> [Recorded information]
--- START ---
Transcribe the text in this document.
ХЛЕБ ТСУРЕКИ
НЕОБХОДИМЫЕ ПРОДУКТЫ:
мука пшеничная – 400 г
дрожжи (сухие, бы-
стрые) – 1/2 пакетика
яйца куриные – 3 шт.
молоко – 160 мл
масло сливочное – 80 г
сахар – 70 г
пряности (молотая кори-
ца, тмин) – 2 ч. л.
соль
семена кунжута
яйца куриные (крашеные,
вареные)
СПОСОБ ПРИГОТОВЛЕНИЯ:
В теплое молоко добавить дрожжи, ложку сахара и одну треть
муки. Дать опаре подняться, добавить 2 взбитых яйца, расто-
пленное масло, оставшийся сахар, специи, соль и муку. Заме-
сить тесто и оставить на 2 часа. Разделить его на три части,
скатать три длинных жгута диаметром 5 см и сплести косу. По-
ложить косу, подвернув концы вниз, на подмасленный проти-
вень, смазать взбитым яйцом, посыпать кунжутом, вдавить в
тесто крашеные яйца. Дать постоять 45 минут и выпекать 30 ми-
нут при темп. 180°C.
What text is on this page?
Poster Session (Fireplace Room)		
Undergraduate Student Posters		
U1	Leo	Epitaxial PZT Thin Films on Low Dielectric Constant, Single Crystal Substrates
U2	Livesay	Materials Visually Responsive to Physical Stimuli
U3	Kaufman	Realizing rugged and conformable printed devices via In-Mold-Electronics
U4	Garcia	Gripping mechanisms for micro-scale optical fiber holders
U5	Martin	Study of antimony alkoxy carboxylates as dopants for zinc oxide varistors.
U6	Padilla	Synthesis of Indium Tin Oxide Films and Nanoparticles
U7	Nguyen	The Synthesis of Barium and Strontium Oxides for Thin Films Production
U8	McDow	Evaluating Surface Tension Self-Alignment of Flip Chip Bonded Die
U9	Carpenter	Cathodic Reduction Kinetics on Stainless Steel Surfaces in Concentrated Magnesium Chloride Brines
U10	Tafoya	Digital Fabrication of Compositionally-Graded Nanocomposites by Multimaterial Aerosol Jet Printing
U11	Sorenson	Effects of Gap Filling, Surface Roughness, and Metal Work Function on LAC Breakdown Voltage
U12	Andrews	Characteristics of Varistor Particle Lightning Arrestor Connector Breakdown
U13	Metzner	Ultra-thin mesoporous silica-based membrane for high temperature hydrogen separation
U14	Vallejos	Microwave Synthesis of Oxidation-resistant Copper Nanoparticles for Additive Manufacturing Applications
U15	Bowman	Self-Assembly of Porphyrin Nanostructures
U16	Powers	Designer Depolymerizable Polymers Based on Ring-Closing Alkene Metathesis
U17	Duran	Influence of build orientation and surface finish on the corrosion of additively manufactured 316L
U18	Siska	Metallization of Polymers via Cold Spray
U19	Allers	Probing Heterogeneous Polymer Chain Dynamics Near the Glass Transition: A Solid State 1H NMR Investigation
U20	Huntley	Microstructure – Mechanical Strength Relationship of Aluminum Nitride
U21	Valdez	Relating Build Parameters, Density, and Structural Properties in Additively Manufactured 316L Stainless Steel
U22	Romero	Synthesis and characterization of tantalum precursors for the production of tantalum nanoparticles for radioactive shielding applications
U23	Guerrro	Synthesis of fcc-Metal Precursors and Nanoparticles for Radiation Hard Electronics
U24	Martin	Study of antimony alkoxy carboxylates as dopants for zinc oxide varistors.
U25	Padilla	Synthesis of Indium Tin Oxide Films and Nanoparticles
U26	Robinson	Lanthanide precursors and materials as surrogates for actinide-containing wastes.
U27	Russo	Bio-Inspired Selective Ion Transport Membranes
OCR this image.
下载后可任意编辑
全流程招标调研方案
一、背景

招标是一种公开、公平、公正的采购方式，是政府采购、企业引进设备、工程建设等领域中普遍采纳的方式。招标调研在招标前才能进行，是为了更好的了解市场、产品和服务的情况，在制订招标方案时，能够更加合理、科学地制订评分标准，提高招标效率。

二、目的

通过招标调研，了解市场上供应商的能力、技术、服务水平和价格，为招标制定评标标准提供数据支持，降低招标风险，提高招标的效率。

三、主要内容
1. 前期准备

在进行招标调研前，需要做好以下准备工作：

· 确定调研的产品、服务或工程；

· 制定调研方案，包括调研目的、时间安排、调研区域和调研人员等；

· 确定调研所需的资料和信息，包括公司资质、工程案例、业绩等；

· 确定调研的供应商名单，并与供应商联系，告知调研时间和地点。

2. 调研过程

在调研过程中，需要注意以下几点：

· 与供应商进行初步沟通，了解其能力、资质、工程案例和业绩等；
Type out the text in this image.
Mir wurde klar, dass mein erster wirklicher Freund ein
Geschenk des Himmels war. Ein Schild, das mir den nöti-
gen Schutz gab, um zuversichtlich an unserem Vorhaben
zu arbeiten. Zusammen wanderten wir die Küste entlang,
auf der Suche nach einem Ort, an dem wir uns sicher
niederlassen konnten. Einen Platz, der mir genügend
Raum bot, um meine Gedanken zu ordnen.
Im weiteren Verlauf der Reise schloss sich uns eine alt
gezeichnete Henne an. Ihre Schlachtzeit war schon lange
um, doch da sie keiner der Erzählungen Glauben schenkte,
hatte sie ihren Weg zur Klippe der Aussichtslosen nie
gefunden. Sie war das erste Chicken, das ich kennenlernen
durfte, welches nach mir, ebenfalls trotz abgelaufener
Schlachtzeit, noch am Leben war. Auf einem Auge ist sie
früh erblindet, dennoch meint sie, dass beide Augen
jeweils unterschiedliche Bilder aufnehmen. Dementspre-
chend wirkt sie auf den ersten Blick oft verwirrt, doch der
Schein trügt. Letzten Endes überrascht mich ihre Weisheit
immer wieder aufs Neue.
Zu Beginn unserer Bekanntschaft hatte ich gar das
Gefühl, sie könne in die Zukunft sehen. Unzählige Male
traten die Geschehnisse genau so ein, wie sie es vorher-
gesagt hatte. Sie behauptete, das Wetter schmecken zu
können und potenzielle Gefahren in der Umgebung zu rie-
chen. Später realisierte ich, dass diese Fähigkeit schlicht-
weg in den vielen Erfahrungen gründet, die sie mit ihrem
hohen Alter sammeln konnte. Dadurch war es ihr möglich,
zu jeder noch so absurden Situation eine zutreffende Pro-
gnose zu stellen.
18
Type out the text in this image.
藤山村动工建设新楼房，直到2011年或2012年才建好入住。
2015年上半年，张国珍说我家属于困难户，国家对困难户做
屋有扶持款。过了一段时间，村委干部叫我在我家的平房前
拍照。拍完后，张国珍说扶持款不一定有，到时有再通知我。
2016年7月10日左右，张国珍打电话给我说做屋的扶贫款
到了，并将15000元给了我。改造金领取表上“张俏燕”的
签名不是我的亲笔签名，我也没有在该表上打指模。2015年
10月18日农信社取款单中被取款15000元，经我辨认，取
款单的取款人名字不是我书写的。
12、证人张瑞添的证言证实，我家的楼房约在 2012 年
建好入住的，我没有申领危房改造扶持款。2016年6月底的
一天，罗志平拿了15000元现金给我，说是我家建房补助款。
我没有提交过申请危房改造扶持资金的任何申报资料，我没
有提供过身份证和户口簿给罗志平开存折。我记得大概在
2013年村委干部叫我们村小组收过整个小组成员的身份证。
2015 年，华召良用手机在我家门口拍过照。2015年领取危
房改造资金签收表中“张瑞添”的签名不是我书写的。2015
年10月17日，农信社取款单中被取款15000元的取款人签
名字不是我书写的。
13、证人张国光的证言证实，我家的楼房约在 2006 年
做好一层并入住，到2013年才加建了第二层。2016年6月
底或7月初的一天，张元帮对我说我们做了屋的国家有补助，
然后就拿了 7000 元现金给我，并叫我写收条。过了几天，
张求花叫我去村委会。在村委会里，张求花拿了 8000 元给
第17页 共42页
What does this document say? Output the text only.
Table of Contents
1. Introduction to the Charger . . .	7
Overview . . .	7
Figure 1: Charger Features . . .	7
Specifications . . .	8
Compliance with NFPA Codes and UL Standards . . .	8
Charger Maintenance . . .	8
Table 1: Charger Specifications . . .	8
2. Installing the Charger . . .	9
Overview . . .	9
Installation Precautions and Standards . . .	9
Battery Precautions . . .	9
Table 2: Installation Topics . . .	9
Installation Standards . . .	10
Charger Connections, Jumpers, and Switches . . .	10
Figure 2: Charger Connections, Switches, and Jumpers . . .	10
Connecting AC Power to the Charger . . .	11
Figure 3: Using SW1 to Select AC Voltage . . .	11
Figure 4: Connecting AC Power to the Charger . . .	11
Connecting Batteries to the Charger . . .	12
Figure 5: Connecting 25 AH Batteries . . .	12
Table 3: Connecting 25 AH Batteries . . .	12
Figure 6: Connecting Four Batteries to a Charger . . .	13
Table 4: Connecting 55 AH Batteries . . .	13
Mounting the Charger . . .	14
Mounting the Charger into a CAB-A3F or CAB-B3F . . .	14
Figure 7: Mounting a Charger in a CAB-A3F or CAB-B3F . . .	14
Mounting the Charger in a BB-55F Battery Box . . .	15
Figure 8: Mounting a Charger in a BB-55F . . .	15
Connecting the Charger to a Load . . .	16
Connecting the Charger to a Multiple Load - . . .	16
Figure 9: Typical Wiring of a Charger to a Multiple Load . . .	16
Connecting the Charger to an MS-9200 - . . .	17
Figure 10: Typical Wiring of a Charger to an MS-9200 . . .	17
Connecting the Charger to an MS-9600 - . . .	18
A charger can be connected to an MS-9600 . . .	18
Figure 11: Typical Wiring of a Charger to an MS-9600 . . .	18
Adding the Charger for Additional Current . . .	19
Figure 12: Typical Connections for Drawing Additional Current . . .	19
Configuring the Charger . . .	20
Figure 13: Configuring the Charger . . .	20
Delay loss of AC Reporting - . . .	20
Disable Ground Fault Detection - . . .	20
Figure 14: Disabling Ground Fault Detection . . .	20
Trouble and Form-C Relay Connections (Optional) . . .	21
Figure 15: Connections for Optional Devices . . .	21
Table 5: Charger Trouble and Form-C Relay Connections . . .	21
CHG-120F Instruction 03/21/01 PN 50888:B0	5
--- END ---
> [Written exercise]
Copy each line in the data that holds the word "Battery".

> [Output of the exercise]
Battery Precautions . . .	9
Mounting the Charger in a BB-55F Battery Box . . .	15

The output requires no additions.